[STATED TASK] Pick out the lines containing "stend".

[ENTRIES PROVIDED]
● ● ● ● ● ● ●

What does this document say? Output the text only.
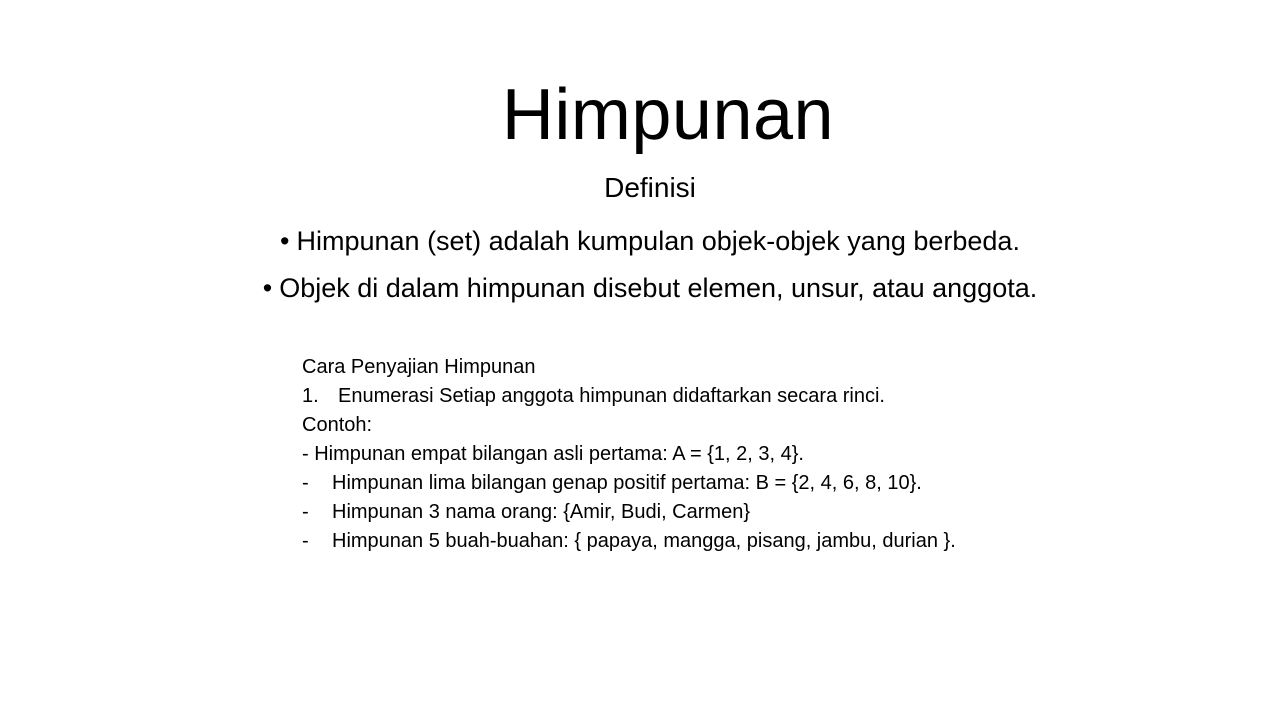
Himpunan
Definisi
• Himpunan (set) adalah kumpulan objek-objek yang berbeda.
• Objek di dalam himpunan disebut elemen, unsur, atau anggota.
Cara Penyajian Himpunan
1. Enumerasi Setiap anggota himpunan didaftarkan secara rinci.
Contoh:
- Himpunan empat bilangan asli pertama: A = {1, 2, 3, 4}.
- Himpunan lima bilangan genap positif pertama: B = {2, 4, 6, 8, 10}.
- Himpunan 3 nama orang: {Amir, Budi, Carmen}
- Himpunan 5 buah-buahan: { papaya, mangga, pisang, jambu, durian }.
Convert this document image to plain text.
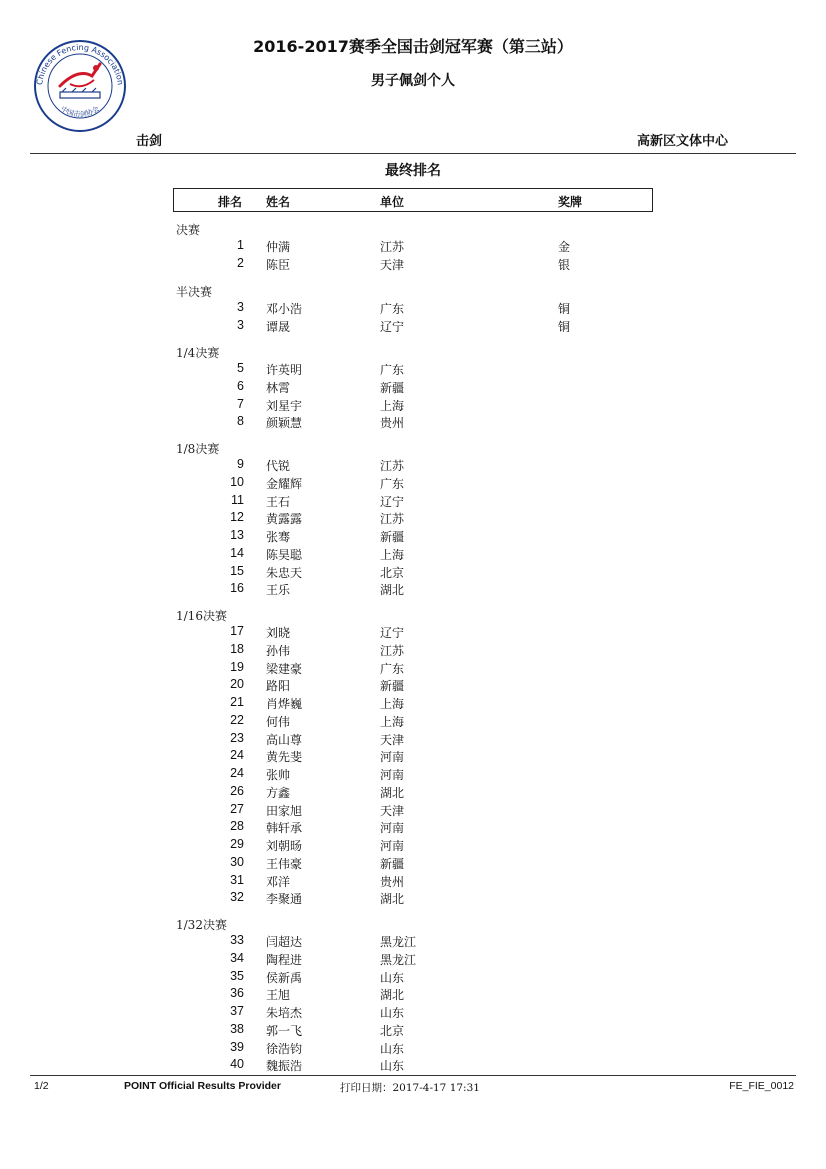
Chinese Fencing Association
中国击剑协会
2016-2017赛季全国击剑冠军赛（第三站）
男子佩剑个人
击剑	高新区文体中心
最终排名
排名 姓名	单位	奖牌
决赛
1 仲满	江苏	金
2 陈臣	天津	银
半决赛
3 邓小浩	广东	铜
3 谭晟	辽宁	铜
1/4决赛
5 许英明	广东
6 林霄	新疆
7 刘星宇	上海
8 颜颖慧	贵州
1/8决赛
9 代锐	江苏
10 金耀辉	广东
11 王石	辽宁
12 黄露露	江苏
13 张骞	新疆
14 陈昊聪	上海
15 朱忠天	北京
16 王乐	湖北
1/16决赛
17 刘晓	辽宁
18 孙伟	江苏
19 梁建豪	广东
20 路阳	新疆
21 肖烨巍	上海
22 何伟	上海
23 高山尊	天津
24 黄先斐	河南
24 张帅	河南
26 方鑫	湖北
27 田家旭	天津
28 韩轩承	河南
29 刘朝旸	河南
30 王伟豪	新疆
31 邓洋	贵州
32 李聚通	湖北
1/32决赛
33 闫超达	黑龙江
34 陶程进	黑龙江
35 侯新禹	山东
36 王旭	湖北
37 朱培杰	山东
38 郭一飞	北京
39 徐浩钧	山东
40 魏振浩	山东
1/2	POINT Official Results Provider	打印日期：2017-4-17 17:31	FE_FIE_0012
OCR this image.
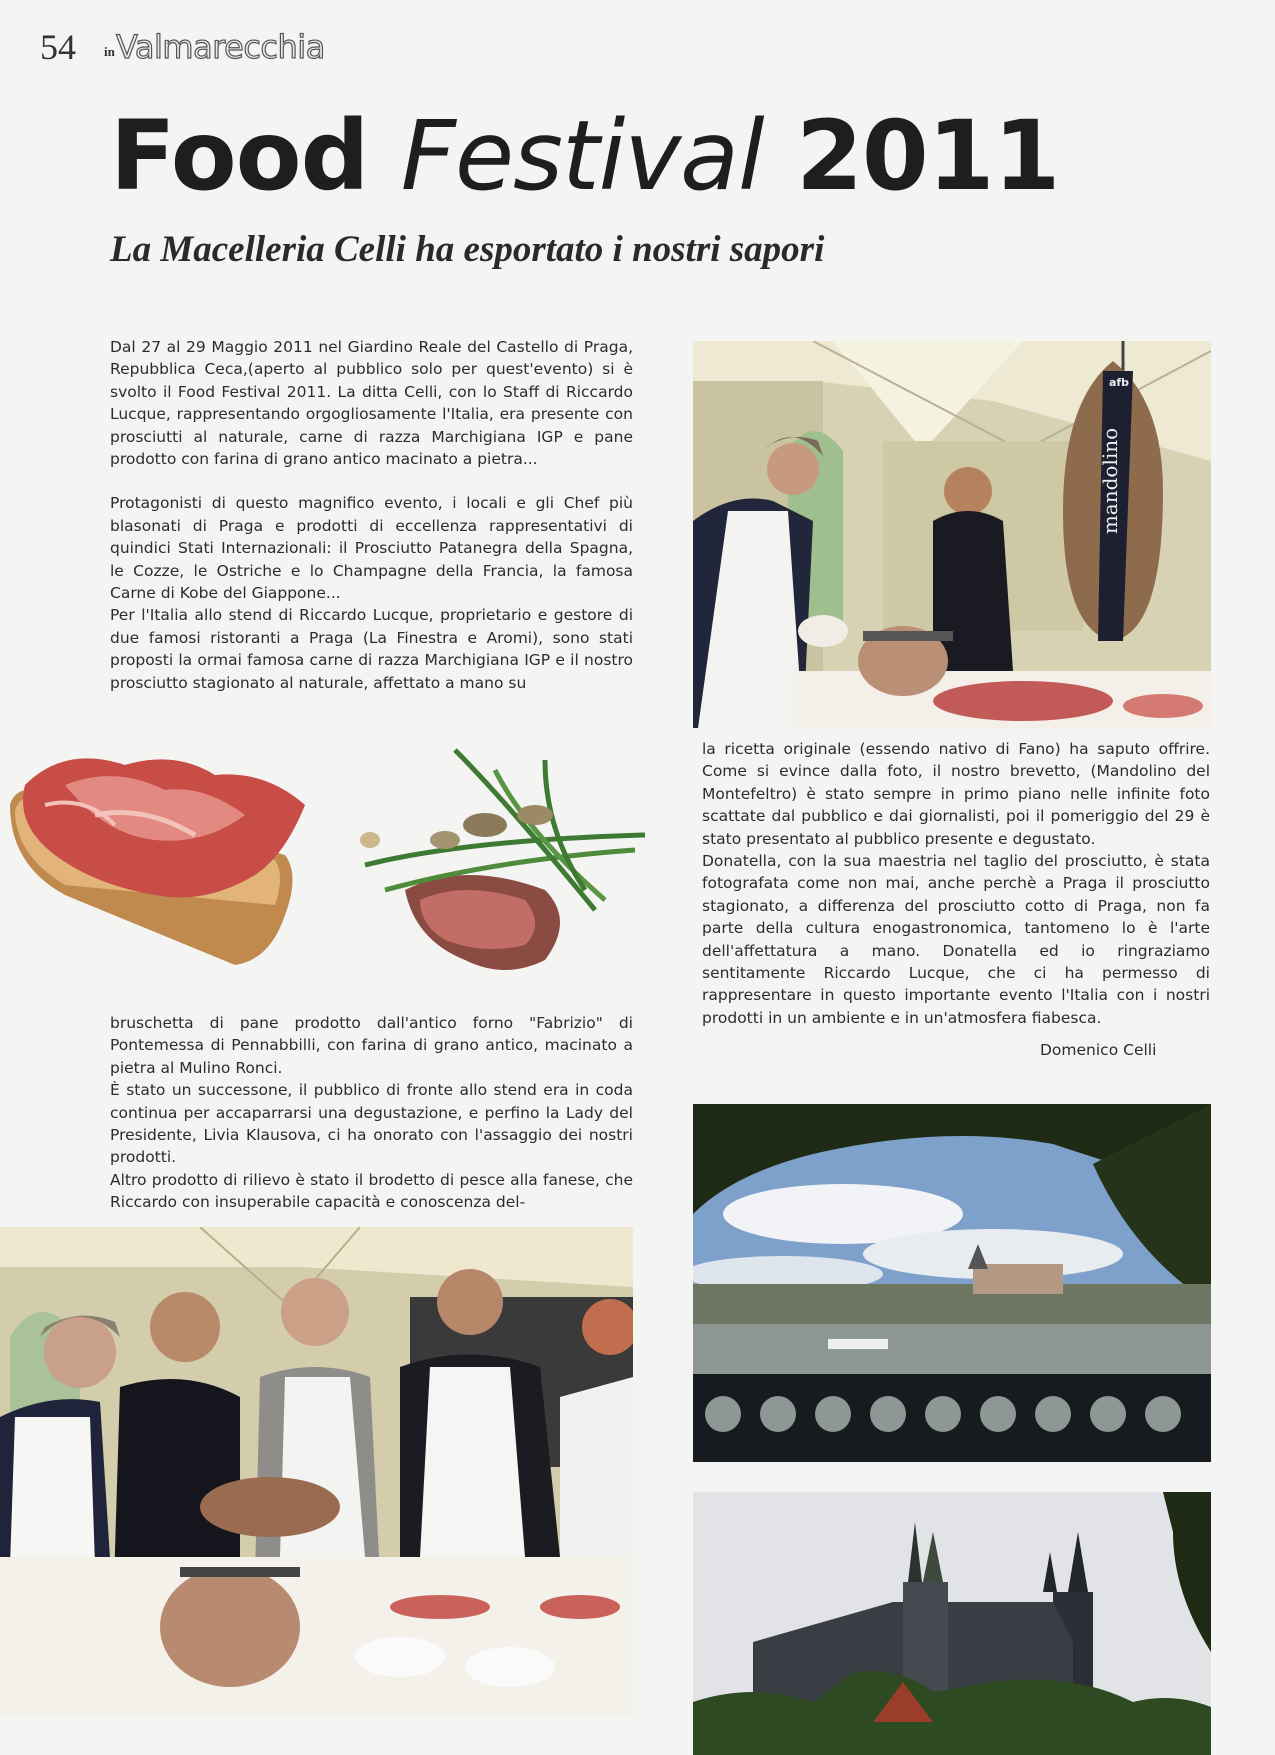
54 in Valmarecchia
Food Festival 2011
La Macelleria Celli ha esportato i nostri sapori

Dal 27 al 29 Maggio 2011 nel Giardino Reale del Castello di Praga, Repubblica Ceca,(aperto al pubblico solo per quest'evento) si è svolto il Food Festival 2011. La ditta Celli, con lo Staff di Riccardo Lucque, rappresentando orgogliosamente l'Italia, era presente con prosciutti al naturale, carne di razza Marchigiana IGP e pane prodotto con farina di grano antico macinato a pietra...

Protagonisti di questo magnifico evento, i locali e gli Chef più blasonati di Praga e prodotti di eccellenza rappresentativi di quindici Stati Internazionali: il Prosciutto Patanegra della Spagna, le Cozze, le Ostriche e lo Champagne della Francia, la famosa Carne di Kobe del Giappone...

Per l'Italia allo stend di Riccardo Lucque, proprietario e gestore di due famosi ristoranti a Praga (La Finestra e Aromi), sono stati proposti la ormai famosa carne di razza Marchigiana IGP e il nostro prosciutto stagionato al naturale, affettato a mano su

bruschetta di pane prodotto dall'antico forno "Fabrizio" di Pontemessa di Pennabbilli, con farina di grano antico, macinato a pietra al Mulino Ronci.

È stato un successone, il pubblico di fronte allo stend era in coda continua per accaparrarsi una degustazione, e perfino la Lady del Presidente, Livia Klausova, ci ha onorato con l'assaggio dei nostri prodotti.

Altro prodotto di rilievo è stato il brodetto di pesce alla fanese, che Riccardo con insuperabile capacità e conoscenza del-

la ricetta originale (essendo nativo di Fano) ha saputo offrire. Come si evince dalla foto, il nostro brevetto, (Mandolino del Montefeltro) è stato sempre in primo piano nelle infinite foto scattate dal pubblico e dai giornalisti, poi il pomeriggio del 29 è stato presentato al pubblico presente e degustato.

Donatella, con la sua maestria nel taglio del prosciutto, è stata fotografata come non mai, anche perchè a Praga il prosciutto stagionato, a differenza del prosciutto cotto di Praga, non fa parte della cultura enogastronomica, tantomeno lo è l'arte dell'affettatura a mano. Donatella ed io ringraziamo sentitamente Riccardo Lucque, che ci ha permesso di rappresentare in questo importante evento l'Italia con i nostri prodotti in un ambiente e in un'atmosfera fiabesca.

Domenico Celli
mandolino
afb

● ● ● ● ● ● ●

[ANSWER]
Per l'Italia allo stend di Riccardo Lucque, proprietario e gestore di due famosi ristoranti a Praga (La Finestra e Aromi), sono stati proposti la ormai famosa carne di razza Marchigiana IGP e il nostro prosciutto stagionato al naturale, affettato a mano su
È stato un successone, il pubblico di fronte allo stend era in coda continua per accaparrarsi una degustazione, e perfino la Lady del Presidente, Livia Klausova, ci ha onorato con l'assaggio dei nostri prodotti.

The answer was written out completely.